» **The exercise**: Print exactly, and only, the lines running from the line containing "What text is on this page?" through the end of the records below.

───── Records to use

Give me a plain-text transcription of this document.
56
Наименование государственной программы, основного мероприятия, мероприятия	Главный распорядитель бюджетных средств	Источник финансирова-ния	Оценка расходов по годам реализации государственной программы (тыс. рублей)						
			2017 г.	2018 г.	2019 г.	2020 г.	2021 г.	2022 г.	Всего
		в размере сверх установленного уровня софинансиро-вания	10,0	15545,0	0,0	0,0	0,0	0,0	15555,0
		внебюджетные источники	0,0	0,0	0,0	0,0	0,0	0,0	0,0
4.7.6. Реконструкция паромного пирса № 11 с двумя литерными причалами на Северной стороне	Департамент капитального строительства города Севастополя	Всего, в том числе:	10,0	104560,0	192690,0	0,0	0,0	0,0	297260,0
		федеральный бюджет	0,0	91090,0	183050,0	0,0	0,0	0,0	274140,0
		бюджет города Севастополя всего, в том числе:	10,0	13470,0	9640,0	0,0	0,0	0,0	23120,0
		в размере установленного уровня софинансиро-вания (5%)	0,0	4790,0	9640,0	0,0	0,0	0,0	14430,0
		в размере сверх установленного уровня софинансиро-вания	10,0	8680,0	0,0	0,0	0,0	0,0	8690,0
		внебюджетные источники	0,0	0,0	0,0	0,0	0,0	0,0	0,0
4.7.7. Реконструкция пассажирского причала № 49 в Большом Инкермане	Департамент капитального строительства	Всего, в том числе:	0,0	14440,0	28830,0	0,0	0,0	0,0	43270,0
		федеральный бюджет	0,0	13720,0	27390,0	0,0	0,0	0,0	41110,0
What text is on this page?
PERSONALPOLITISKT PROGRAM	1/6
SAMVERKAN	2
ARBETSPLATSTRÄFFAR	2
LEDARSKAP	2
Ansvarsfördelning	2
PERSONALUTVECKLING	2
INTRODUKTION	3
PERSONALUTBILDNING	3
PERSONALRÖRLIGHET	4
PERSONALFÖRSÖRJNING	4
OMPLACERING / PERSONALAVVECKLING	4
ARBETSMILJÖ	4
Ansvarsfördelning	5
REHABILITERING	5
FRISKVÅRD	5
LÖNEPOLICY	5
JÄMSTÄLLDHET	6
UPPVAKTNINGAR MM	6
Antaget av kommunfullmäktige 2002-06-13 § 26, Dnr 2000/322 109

──────────

» **Task answer**:
What text is on this page?
PERSONALPOLITISKT PROGRAM	1/6
SAMVERKAN	2
ARBETSPLATSTRÄFFAR	2
LEDARSKAP	2
Ansvarsfördelning	2
PERSONALUTVECKLING	2
INTRODUKTION	3
PERSONALUTBILDNING	3
PERSONALRÖRLIGHET	4
PERSONALFÖRSÖRJNING	4
OMPLACERING / PERSONALAVVECKLING	4
ARBETSMILJÖ	4
Ansvarsfördelning	5
REHABILITERING	5
FRISKVÅRD	5
LÖNEPOLICY	5
JÄMSTÄLLDHET	6
UPPVAKTNINGAR MM	6
Antaget av kommunfullmäktige 2002-06-13 § 26, Dnr 2000/322 109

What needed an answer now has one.